→ **Short problem**: Copy out all the lines in the records that include the word "milliers".

********************

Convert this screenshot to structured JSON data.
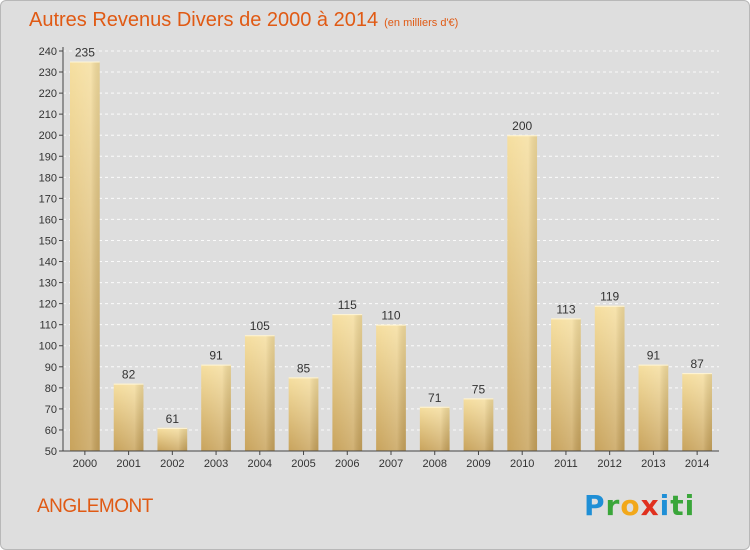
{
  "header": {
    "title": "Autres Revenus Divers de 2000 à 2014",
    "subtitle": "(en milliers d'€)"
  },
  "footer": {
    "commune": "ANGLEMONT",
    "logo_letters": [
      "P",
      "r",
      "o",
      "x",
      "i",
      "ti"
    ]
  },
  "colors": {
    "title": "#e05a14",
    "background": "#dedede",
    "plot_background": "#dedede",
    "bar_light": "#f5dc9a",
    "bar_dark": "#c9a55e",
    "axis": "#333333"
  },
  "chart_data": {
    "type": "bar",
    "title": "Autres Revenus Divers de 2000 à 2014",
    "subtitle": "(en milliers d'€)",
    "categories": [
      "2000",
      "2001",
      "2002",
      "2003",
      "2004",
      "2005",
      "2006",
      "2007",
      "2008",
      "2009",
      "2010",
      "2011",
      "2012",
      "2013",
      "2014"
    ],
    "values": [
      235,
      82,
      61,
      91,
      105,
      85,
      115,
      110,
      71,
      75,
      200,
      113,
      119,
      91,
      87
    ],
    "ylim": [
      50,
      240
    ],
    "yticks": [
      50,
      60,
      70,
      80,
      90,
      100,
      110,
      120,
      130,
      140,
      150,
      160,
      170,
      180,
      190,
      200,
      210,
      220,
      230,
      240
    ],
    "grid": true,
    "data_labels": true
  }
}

********************

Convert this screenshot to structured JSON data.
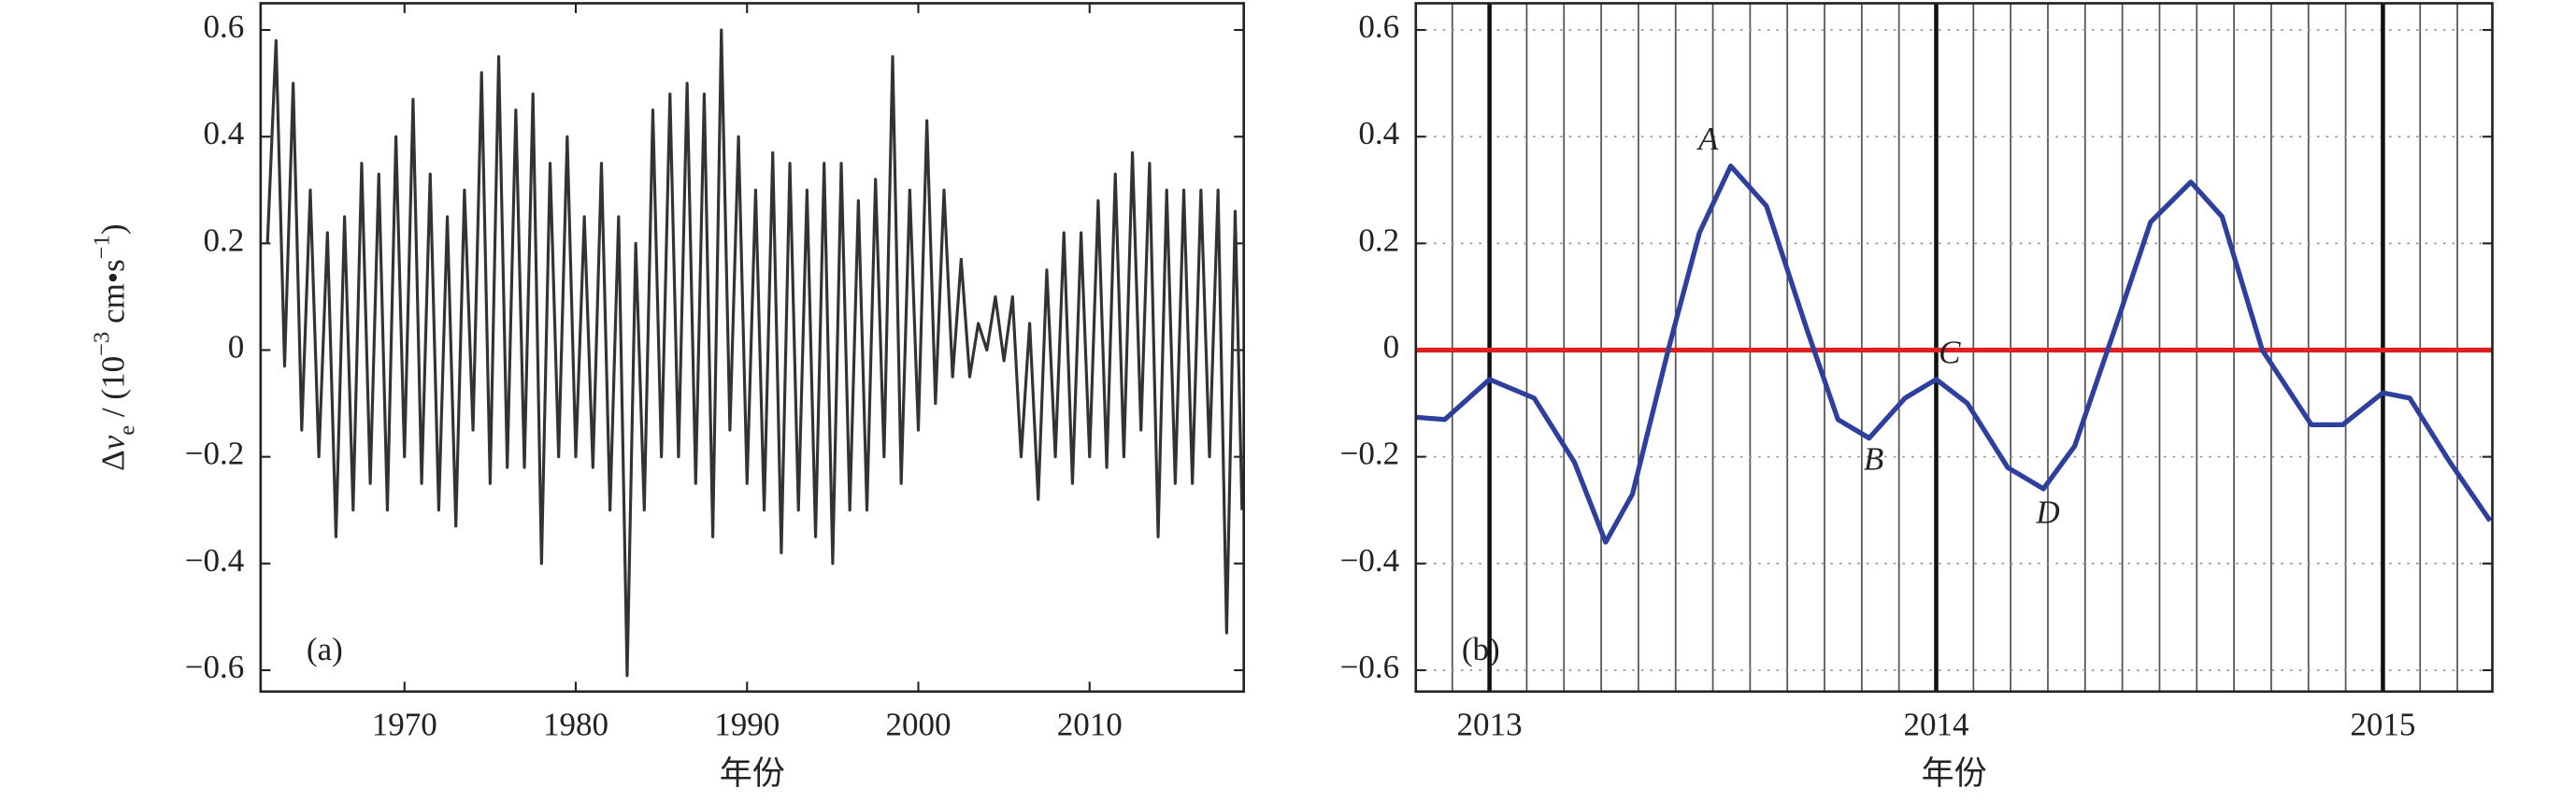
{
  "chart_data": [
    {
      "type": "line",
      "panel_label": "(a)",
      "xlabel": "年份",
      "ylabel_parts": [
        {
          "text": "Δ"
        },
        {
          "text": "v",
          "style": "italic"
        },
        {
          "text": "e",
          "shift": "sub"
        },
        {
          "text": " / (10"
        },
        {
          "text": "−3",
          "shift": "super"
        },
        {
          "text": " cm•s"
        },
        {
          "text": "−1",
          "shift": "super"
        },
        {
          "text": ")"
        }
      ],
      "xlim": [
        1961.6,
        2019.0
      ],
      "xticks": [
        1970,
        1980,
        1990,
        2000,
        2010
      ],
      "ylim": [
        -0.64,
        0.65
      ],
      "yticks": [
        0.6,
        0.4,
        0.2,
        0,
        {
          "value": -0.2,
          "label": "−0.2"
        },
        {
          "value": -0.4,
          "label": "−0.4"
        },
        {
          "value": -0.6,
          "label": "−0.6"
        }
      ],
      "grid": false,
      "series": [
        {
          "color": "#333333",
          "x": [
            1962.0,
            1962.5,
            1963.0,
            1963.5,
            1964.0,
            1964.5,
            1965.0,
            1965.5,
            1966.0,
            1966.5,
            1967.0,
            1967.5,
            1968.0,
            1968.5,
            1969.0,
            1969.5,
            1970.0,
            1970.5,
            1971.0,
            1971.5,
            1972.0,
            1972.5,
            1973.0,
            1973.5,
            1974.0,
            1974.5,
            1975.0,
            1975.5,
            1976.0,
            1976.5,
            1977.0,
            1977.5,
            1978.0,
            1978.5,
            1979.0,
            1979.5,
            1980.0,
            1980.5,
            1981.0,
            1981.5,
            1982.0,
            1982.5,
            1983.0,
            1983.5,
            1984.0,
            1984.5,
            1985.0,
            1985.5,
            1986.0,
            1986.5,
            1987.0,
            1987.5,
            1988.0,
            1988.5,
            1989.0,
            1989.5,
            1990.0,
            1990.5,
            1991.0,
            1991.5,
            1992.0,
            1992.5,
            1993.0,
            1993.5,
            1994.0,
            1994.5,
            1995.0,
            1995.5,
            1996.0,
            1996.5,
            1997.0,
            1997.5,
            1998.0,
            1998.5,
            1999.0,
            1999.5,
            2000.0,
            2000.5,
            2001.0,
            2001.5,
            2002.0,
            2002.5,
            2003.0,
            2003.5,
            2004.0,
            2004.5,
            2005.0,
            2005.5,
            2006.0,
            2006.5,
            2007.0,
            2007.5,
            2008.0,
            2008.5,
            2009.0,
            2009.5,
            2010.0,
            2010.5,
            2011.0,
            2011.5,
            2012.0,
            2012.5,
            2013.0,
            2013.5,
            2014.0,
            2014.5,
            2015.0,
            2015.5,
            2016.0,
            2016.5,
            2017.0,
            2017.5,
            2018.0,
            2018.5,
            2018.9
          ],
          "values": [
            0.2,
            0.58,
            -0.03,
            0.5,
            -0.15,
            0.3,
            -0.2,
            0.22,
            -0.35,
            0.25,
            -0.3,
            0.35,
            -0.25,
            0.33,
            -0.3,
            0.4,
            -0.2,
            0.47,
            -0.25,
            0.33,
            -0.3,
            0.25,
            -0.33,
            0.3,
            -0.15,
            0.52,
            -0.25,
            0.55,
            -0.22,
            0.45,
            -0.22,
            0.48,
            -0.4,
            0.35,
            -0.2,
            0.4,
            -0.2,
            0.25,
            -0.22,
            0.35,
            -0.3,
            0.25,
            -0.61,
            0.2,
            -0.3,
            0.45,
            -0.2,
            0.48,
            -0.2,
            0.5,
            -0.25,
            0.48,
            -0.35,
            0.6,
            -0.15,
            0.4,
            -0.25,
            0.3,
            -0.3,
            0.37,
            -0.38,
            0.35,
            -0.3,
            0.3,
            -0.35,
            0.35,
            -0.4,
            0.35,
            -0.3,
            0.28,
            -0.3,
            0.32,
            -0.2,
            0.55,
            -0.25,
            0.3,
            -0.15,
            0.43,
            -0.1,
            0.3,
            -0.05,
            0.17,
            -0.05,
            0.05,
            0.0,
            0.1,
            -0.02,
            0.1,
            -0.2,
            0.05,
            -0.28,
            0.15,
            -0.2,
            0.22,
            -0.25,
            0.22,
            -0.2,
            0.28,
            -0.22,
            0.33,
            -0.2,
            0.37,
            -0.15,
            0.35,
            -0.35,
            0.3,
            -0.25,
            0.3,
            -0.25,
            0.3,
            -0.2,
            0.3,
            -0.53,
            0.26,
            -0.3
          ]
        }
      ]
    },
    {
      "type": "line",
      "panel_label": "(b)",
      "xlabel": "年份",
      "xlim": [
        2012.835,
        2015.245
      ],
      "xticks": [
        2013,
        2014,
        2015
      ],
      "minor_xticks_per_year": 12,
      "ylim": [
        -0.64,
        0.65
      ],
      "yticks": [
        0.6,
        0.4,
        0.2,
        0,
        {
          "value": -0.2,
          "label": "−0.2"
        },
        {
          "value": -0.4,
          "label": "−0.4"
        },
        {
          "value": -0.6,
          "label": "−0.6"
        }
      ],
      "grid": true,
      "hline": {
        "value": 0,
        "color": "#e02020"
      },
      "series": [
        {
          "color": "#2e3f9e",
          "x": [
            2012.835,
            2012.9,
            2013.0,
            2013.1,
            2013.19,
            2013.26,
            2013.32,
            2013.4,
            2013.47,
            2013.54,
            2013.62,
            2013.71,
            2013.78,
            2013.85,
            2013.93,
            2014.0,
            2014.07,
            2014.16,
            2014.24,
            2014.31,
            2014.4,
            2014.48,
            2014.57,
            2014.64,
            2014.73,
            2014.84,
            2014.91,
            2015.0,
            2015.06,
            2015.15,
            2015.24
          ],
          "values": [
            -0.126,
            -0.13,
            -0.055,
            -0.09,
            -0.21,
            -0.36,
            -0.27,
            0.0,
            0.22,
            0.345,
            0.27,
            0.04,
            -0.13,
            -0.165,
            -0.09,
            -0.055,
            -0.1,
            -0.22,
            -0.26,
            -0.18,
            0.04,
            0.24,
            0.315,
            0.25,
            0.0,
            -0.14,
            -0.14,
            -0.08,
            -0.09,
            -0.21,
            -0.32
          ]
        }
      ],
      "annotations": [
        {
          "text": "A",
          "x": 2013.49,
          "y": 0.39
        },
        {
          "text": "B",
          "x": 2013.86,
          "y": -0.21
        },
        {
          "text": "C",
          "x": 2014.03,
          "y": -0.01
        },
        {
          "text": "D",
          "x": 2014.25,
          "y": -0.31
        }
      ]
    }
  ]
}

********************

→ **Solution to the problem**:
    "subtitle": "(en milliers d'€)"
    "subtitle": "(en milliers d'€)",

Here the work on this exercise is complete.